• _DATA LINES_
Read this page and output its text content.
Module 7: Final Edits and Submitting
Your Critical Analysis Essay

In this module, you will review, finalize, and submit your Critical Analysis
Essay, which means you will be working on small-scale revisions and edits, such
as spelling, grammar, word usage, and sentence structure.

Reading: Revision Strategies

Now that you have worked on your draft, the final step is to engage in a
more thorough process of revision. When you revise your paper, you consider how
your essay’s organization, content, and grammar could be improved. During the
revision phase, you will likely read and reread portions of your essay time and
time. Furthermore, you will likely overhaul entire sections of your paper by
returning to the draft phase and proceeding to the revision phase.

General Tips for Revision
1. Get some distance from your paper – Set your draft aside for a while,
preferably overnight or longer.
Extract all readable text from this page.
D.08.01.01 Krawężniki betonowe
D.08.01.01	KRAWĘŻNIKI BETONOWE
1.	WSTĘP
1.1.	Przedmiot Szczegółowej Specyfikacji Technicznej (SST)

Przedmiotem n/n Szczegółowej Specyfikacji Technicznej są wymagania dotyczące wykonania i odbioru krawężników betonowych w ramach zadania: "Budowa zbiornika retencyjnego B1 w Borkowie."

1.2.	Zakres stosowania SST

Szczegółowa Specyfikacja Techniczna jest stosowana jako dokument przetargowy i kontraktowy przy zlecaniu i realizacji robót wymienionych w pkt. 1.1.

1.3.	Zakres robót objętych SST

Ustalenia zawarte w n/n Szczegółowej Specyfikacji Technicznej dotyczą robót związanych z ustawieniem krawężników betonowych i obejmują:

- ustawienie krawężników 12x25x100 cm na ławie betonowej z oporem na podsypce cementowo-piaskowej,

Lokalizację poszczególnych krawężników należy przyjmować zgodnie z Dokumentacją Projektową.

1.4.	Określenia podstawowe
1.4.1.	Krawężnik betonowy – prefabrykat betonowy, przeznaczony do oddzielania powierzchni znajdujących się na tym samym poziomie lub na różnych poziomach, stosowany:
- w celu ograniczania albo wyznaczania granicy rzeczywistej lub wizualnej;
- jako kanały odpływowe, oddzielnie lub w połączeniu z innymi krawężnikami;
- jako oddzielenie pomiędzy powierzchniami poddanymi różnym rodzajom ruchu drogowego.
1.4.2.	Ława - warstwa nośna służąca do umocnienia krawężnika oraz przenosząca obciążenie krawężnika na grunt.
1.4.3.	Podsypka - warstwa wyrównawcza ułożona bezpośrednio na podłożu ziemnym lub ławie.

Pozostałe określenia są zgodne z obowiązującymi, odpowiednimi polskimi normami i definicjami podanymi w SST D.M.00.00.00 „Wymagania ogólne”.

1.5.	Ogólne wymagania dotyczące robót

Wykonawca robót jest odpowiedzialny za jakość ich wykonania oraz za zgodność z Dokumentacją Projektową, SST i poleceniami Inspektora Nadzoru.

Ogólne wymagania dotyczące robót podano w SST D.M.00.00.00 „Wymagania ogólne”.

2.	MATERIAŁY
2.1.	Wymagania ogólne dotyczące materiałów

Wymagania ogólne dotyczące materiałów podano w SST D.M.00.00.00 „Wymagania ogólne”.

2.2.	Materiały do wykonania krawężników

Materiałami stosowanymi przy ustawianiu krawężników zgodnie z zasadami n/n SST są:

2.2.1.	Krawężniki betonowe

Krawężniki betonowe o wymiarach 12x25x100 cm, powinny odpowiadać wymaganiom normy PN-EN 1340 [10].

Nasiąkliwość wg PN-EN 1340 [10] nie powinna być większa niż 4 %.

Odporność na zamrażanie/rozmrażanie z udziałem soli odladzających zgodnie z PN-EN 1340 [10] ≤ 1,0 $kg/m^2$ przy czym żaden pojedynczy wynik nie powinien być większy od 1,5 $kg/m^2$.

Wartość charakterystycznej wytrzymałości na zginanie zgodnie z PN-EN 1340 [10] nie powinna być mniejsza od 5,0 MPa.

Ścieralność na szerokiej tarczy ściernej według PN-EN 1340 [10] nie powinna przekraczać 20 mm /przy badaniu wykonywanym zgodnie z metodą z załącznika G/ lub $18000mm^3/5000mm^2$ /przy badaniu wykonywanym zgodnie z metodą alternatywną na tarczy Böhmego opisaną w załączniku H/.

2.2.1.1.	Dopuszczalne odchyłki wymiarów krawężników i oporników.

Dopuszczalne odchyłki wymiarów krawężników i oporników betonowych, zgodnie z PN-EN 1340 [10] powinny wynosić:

• _AIM_
Using the listing above, please repeat every entry exactly.

• _SOLUTION FOR THIS TASK_
Read this page and output its text content.
Module 7: Final Edits and Submitting
Your Critical Analysis Essay

In this module, you will review, finalize, and submit your Critical Analysis
Essay, which means you will be working on small-scale revisions and edits, such
as spelling, grammar, word usage, and sentence structure.

Reading: Revision Strategies

Now that you have worked on your draft, the final step is to engage in a
more thorough process of revision. When you revise your paper, you consider how
your essay’s organization, content, and grammar could be improved. During the
revision phase, you will likely read and reread portions of your essay time and
time. Furthermore, you will likely overhaul entire sections of your paper by
returning to the draft phase and proceeding to the revision phase.

General Tips for Revision
1. Get some distance from your paper – Set your draft aside for a while,
preferably overnight or longer.
Extract all readable text from this page.
D.08.01.01 Krawężniki betonowe
D.08.01.01	KRAWĘŻNIKI BETONOWE
1.	WSTĘP
1.1.	Przedmiot Szczegółowej Specyfikacji Technicznej (SST)

Przedmiotem n/n Szczegółowej Specyfikacji Technicznej są wymagania dotyczące wykonania i odbioru krawężników betonowych w ramach zadania: "Budowa zbiornika retencyjnego B1 w Borkowie."

1.2.	Zakres stosowania SST

Szczegółowa Specyfikacja Techniczna jest stosowana jako dokument przetargowy i kontraktowy przy zlecaniu i realizacji robót wymienionych w pkt. 1.1.

1.3.	Zakres robót objętych SST

Ustalenia zawarte w n/n Szczegółowej Specyfikacji Technicznej dotyczą robót związanych z ustawieniem krawężników betonowych i obejmują:

- ustawienie krawężników 12x25x100 cm na ławie betonowej z oporem na podsypce cementowo-piaskowej,

Lokalizację poszczególnych krawężników należy przyjmować zgodnie z Dokumentacją Projektową.

1.4.	Określenia podstawowe
1.4.1.	Krawężnik betonowy – prefabrykat betonowy, przeznaczony do oddzielania powierzchni znajdujących się na tym samym poziomie lub na różnych poziomach, stosowany:
- w celu ograniczania albo wyznaczania granicy rzeczywistej lub wizualnej;
- jako kanały odpływowe, oddzielnie lub w połączeniu z innymi krawężnikami;
- jako oddzielenie pomiędzy powierzchniami poddanymi różnym rodzajom ruchu drogowego.
1.4.2.	Ława - warstwa nośna służąca do umocnienia krawężnika oraz przenosząca obciążenie krawężnika na grunt.
1.4.3.	Podsypka - warstwa wyrównawcza ułożona bezpośrednio na podłożu ziemnym lub ławie.

Pozostałe określenia są zgodne z obowiązującymi, odpowiednimi polskimi normami i definicjami podanymi w SST D.M.00.00.00 „Wymagania ogólne”.

1.5.	Ogólne wymagania dotyczące robót

Wykonawca robót jest odpowiedzialny za jakość ich wykonania oraz za zgodność z Dokumentacją Projektową, SST i poleceniami Inspektora Nadzoru.

Ogólne wymagania dotyczące robót podano w SST D.M.00.00.00 „Wymagania ogólne”.

2.	MATERIAŁY
2.1.	Wymagania ogólne dotyczące materiałów

Wymagania ogólne dotyczące materiałów podano w SST D.M.00.00.00 „Wymagania ogólne”.

2.2.	Materiały do wykonania krawężników

Materiałami stosowanymi przy ustawianiu krawężników zgodnie z zasadami n/n SST są:

2.2.1.	Krawężniki betonowe

Krawężniki betonowe o wymiarach 12x25x100 cm, powinny odpowiadać wymaganiom normy PN-EN 1340 [10].

Nasiąkliwość wg PN-EN 1340 [10] nie powinna być większa niż 4 %.

Odporność na zamrażanie/rozmrażanie z udziałem soli odladzających zgodnie z PN-EN 1340 [10] ≤ 1,0 $kg/m^2$ przy czym żaden pojedynczy wynik nie powinien być większy od 1,5 $kg/m^2$.

Wartość charakterystycznej wytrzymałości na zginanie zgodnie z PN-EN 1340 [10] nie powinna być mniejsza od 5,0 MPa.

Ścieralność na szerokiej tarczy ściernej według PN-EN 1340 [10] nie powinna przekraczać 20 mm /przy badaniu wykonywanym zgodnie z metodą z załącznika G/ lub $18000mm^3/5000mm^2$ /przy badaniu wykonywanym zgodnie z metodą alternatywną na tarczy Böhmego opisaną w załączniku H/.

2.2.1.1.	Dopuszczalne odchyłki wymiarów krawężników i oporników.

Dopuszczalne odchyłki wymiarów krawężników i oporników betonowych, zgodnie z PN-EN 1340 [10] powinny wynosić:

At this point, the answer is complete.